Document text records
-- -- --

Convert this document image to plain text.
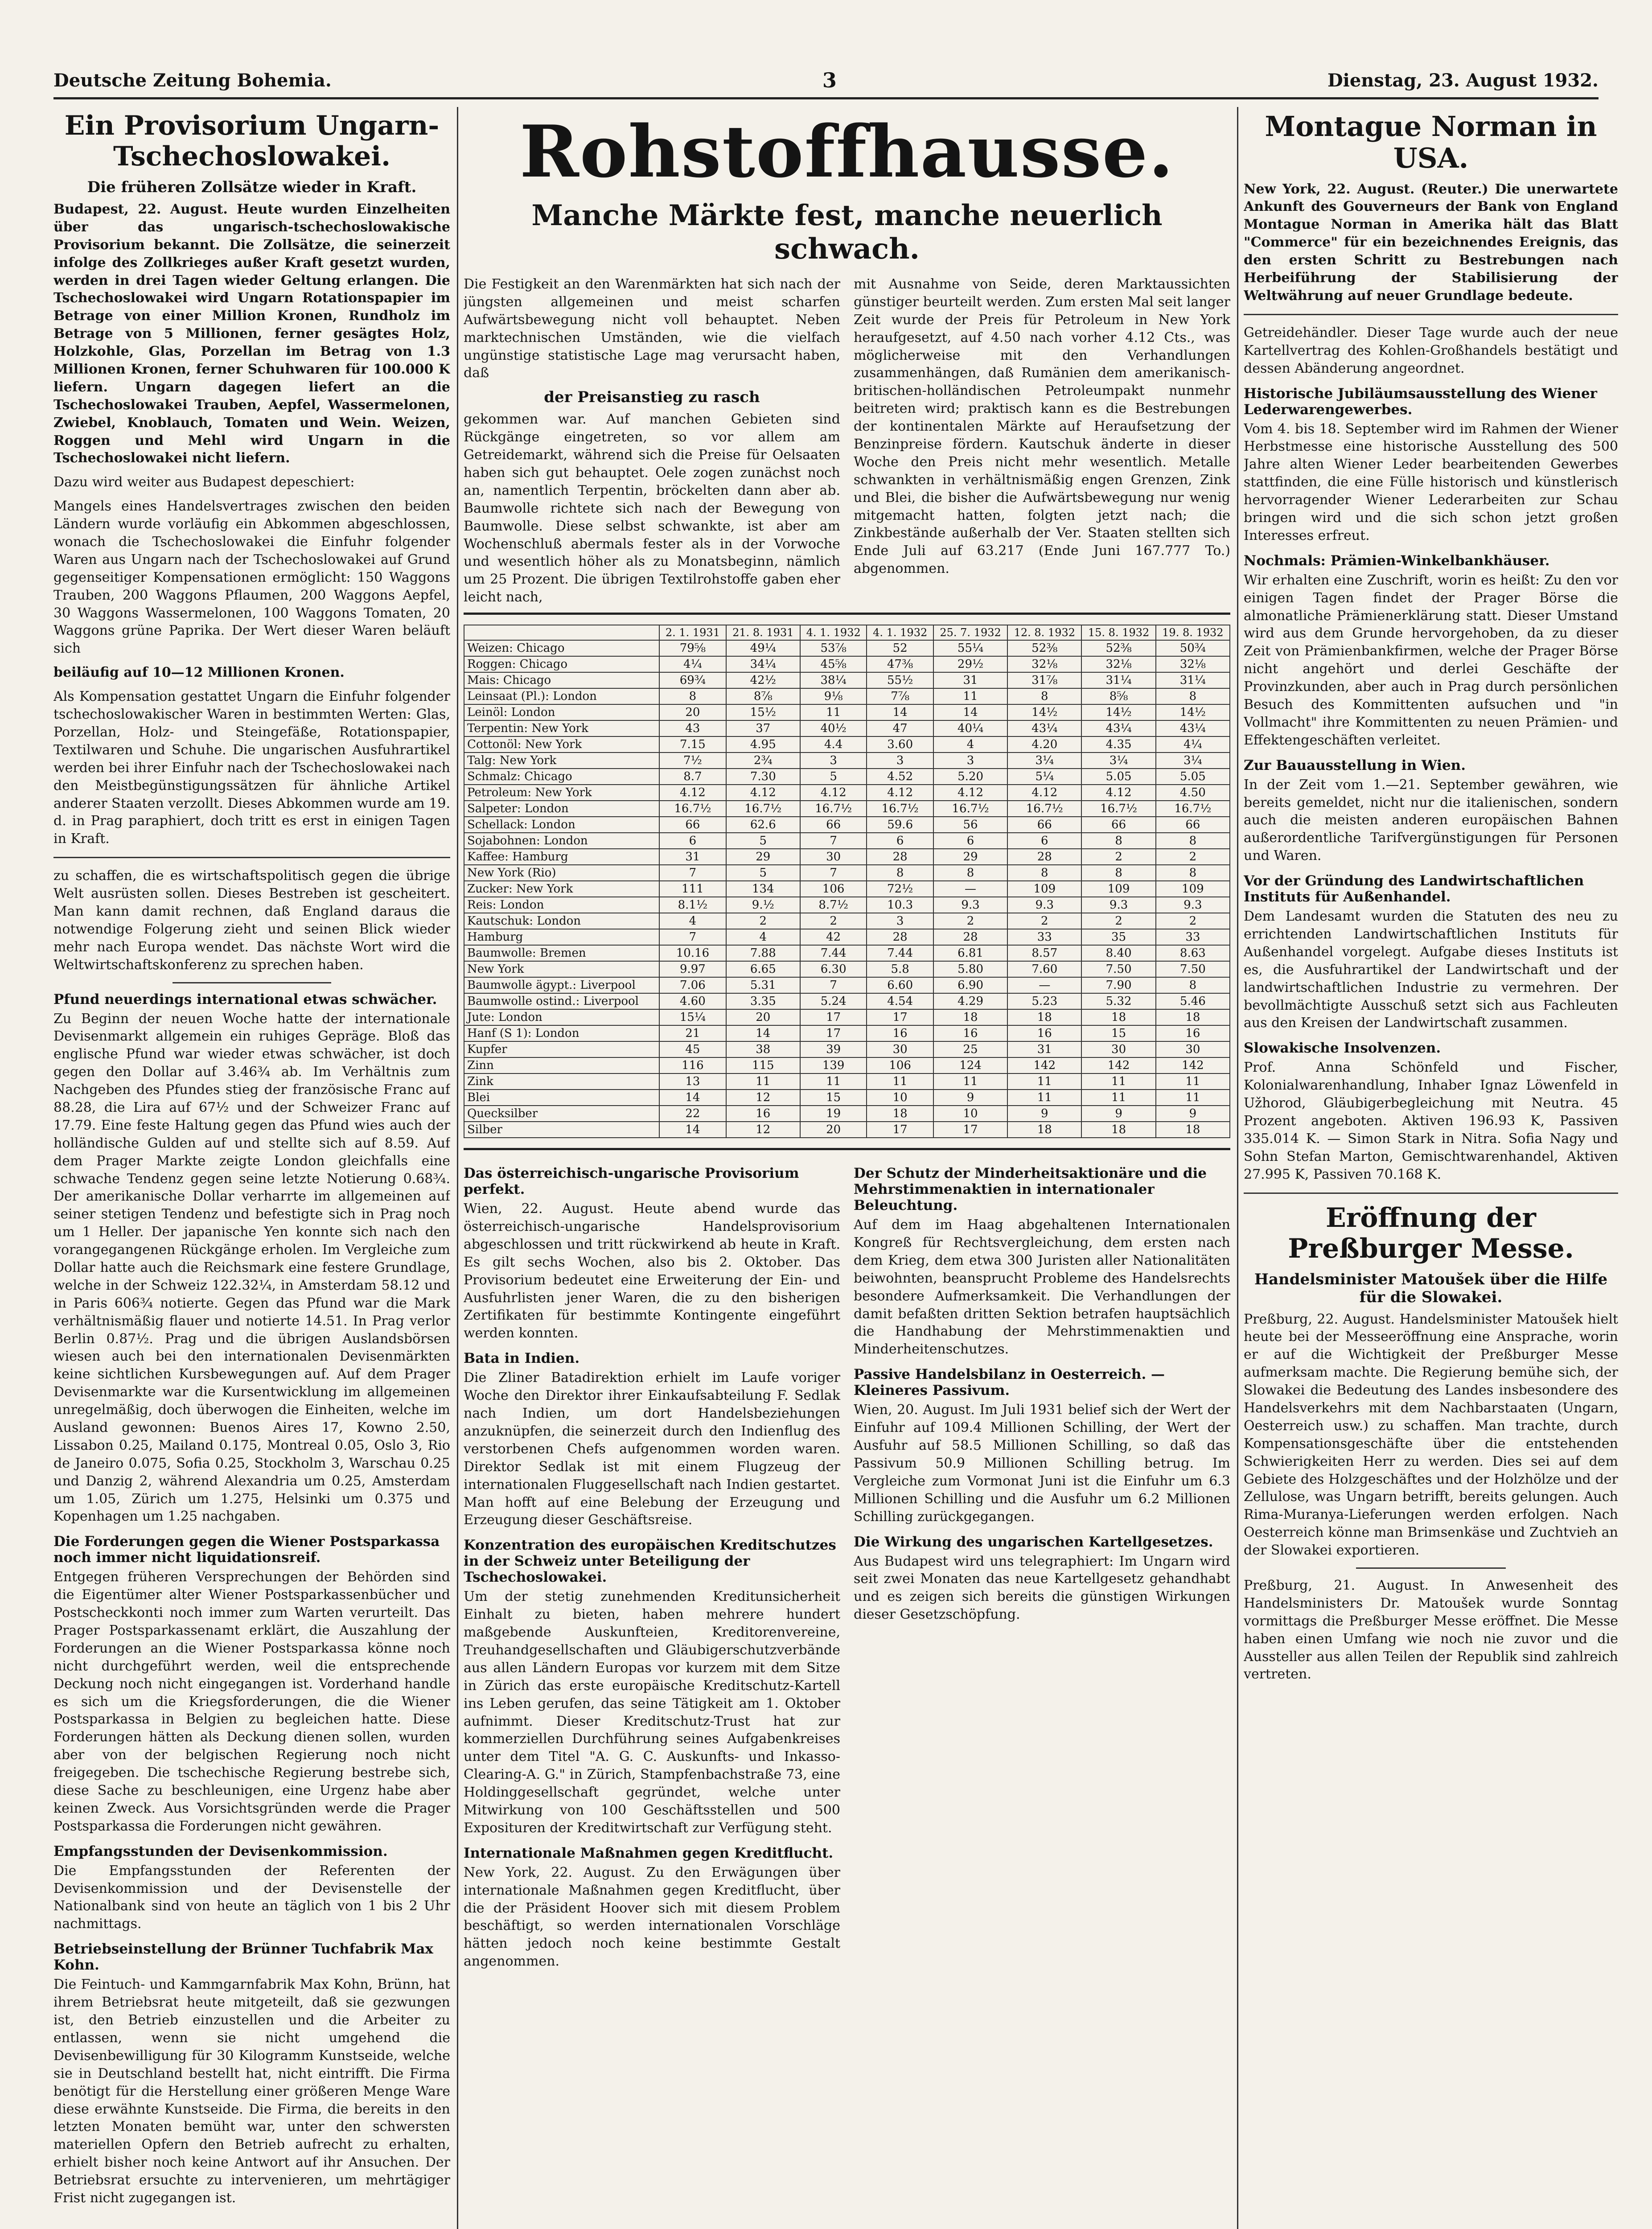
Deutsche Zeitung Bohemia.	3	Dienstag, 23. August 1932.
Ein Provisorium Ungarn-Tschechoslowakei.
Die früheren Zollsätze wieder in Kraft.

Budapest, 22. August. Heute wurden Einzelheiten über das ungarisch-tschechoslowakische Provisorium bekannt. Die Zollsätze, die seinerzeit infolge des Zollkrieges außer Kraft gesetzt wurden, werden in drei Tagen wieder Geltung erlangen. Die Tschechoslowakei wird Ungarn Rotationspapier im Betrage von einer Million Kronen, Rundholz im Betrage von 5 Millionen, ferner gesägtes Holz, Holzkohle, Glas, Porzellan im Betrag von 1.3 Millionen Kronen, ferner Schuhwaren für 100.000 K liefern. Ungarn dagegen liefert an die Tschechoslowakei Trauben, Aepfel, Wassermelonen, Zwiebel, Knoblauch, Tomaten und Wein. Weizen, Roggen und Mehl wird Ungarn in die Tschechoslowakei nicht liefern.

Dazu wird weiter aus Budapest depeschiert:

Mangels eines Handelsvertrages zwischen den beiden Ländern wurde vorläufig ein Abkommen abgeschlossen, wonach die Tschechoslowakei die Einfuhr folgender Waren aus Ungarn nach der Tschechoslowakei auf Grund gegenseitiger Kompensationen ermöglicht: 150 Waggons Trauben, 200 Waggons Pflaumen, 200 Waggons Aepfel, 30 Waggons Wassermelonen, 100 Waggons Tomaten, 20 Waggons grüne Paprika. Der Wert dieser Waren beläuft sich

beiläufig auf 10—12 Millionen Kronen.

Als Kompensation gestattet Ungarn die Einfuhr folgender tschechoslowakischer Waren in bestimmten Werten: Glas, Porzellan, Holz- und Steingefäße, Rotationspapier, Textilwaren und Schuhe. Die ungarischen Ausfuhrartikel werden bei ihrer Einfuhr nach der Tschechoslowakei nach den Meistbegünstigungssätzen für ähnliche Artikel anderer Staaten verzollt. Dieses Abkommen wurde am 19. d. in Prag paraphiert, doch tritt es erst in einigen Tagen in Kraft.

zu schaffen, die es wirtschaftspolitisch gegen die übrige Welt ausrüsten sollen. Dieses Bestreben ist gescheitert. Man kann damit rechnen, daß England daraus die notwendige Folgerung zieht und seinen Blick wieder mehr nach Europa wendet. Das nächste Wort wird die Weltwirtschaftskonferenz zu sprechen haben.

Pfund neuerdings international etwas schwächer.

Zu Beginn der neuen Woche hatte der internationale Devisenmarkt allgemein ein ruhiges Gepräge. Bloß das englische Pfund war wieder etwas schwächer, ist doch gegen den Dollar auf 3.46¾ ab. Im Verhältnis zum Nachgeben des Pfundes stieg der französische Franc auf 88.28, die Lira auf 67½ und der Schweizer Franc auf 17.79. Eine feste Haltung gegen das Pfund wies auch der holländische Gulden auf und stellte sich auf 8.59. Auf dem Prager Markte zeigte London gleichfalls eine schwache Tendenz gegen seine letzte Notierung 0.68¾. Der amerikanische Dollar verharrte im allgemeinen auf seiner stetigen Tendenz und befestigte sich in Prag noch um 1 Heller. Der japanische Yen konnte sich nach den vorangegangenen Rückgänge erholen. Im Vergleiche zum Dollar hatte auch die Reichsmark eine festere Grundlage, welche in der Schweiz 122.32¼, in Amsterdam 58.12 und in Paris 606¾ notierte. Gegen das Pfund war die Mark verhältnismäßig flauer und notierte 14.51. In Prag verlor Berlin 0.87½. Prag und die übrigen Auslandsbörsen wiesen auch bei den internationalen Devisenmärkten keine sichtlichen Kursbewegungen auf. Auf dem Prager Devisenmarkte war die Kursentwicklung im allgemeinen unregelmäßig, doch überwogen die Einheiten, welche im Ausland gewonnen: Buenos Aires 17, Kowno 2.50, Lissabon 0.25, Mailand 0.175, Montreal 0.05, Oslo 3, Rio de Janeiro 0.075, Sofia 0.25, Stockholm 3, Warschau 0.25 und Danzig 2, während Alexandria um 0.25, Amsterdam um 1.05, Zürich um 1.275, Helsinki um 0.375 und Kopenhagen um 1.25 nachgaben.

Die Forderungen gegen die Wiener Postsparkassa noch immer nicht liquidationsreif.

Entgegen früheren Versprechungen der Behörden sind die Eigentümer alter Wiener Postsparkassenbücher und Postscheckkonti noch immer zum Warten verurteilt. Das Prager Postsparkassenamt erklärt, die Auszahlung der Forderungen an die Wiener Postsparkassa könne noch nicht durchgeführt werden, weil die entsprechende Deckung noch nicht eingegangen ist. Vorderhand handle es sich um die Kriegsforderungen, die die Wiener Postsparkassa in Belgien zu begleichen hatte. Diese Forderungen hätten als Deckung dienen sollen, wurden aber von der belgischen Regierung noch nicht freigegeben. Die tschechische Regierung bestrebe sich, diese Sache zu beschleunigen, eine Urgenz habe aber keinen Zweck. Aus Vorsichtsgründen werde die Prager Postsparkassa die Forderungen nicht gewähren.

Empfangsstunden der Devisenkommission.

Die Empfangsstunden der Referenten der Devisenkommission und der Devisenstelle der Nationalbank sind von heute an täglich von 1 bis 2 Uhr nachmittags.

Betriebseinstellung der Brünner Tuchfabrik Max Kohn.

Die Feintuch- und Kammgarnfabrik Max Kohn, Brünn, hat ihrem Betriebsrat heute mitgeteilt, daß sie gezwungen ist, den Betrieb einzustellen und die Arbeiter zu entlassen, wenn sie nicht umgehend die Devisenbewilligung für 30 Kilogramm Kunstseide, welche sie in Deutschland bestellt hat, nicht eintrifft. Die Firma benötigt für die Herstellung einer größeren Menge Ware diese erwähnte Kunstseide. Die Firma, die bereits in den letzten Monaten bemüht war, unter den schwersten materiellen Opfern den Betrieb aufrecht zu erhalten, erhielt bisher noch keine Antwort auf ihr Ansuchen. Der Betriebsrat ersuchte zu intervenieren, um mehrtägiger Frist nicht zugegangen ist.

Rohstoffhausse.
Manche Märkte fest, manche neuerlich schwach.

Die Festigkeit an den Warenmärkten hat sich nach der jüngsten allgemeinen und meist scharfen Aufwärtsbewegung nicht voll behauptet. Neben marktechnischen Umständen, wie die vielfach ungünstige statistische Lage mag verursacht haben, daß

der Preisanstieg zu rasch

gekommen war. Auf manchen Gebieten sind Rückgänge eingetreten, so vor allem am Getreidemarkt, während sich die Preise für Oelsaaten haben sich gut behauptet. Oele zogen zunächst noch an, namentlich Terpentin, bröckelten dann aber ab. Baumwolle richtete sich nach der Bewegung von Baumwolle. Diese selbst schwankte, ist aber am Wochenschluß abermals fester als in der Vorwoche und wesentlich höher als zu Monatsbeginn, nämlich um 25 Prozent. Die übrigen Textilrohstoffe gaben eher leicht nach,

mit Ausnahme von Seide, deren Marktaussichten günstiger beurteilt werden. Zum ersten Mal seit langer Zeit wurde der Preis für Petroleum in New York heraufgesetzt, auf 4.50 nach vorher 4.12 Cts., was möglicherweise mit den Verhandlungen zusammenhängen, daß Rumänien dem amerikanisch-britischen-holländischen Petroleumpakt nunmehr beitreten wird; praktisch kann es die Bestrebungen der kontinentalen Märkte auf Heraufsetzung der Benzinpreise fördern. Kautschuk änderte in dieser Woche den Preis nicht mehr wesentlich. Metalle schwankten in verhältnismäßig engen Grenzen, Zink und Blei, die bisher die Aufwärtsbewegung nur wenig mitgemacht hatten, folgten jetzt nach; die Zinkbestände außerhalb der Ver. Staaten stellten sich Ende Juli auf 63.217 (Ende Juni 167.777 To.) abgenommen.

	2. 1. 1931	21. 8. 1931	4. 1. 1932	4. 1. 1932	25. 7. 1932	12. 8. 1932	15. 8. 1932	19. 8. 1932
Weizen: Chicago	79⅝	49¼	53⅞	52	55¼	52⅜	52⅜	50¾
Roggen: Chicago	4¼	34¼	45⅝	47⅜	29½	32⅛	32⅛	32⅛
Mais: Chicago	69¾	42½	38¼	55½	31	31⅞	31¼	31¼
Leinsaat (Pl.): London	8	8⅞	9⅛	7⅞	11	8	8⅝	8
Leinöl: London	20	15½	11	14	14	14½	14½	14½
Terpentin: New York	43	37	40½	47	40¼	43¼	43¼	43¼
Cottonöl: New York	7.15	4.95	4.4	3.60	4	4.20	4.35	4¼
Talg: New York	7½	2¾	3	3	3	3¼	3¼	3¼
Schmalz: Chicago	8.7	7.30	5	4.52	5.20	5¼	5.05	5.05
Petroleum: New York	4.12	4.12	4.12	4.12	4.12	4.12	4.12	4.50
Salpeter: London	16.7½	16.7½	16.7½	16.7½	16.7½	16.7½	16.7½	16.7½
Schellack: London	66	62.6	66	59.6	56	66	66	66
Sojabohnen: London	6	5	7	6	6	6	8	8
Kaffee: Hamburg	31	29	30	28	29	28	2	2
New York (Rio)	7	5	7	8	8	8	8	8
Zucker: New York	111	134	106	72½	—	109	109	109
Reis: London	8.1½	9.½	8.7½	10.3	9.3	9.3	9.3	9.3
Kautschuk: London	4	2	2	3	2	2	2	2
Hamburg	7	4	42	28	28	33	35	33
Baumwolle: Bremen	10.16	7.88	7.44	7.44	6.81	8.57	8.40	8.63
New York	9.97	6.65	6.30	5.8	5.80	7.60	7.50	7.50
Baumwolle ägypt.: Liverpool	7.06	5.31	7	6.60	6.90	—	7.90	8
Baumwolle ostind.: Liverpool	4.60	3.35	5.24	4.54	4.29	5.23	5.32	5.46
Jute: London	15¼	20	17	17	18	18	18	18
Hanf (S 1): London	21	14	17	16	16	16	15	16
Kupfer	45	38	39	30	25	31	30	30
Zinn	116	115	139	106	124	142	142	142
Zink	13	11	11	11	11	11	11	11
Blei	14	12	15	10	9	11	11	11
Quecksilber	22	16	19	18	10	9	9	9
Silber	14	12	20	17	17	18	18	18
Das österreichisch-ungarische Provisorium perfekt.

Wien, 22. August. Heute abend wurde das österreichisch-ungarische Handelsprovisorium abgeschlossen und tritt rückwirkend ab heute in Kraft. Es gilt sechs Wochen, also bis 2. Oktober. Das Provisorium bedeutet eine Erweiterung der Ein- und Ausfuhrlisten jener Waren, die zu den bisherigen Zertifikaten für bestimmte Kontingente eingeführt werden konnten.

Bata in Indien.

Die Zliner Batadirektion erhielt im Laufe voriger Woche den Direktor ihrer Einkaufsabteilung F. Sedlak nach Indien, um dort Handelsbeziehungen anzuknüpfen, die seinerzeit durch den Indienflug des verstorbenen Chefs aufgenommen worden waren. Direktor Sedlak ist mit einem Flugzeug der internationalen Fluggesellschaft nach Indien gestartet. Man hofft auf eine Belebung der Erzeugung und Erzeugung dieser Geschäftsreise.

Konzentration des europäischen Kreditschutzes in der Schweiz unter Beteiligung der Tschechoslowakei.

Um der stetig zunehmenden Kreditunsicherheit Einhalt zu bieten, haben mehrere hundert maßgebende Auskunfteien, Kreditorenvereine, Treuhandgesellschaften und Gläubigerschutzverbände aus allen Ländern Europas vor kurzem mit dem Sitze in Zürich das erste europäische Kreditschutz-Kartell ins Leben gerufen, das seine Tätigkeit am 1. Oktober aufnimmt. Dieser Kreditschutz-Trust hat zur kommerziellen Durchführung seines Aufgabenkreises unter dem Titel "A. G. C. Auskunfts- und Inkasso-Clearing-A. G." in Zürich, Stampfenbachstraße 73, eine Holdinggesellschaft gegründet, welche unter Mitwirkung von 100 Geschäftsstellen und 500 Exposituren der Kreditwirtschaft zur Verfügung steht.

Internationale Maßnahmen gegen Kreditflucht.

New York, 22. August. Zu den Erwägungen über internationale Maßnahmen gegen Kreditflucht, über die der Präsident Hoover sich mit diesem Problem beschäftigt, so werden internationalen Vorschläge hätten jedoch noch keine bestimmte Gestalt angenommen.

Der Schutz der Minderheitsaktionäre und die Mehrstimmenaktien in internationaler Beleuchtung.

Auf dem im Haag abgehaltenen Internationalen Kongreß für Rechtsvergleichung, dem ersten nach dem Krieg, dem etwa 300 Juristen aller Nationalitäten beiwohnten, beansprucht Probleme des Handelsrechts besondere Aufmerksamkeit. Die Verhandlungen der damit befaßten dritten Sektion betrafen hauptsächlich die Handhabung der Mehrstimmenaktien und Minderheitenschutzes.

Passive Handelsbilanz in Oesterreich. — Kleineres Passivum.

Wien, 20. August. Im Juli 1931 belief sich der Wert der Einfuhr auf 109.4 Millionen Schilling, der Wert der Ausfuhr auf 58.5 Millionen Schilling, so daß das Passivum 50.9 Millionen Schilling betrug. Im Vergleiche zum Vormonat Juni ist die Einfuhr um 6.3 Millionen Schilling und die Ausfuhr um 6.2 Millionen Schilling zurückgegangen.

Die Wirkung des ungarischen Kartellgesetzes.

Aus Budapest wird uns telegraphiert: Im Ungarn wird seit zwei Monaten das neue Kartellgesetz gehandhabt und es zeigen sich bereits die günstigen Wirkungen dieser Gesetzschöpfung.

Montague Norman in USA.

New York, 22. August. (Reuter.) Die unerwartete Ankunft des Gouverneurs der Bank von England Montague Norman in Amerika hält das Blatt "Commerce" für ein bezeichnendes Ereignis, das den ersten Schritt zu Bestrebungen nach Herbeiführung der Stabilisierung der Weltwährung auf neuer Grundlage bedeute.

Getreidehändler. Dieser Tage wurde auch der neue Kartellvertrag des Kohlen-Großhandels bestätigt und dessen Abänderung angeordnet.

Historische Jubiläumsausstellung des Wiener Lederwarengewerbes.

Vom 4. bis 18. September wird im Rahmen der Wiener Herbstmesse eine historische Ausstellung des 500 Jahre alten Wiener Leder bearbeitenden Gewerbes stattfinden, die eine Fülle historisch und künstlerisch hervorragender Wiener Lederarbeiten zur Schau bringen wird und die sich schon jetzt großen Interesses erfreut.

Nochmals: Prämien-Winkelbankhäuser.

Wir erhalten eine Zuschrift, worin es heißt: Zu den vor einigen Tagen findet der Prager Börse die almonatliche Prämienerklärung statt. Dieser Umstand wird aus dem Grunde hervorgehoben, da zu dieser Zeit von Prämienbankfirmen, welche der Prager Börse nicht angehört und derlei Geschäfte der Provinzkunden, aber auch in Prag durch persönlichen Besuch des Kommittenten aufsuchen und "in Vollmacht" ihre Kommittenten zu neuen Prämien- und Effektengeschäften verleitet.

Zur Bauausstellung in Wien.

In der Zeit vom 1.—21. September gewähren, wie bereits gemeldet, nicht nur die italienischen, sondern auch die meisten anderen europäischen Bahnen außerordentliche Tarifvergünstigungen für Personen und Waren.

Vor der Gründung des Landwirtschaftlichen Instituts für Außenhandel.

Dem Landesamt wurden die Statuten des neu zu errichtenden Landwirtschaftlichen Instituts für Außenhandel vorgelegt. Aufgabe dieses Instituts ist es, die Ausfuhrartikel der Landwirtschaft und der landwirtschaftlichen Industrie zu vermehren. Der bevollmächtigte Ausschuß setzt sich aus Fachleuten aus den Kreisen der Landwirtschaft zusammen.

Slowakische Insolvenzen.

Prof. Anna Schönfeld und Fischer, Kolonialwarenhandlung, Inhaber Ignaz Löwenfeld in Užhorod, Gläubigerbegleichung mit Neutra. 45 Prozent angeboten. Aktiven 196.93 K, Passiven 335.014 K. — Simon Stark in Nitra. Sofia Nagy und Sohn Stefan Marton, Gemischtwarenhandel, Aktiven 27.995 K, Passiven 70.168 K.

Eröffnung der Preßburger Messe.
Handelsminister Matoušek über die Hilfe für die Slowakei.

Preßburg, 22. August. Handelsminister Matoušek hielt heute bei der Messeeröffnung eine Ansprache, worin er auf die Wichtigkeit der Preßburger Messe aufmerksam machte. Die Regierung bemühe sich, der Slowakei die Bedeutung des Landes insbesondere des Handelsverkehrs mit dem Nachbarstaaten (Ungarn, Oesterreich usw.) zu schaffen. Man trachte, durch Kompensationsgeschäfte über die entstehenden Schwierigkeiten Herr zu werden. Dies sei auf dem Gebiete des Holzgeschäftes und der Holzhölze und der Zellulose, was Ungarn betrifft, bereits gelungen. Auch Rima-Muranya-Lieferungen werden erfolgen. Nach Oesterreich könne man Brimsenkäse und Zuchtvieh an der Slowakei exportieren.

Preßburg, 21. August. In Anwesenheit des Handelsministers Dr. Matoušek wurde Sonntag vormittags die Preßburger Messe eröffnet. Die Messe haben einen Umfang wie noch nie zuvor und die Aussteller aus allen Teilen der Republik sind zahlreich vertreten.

-- -- --

**Work instruction:** Your task is to copy each line of the data above that holds "Chicago".

**Output for this task:**
Weizen: Chicago	79⅝	49¼	53⅞	52	55¼	52⅜	52⅜	50¾
Roggen: Chicago	4¼	34¼	45⅝	47⅜	29½	32⅛	32⅛	32⅛
Mais: Chicago	69¾	42½	38¼	55½	31	31⅞	31¼	31¼
Schmalz: Chicago	8.7	7.30	5	4.52	5.20	5¼	5.05	5.05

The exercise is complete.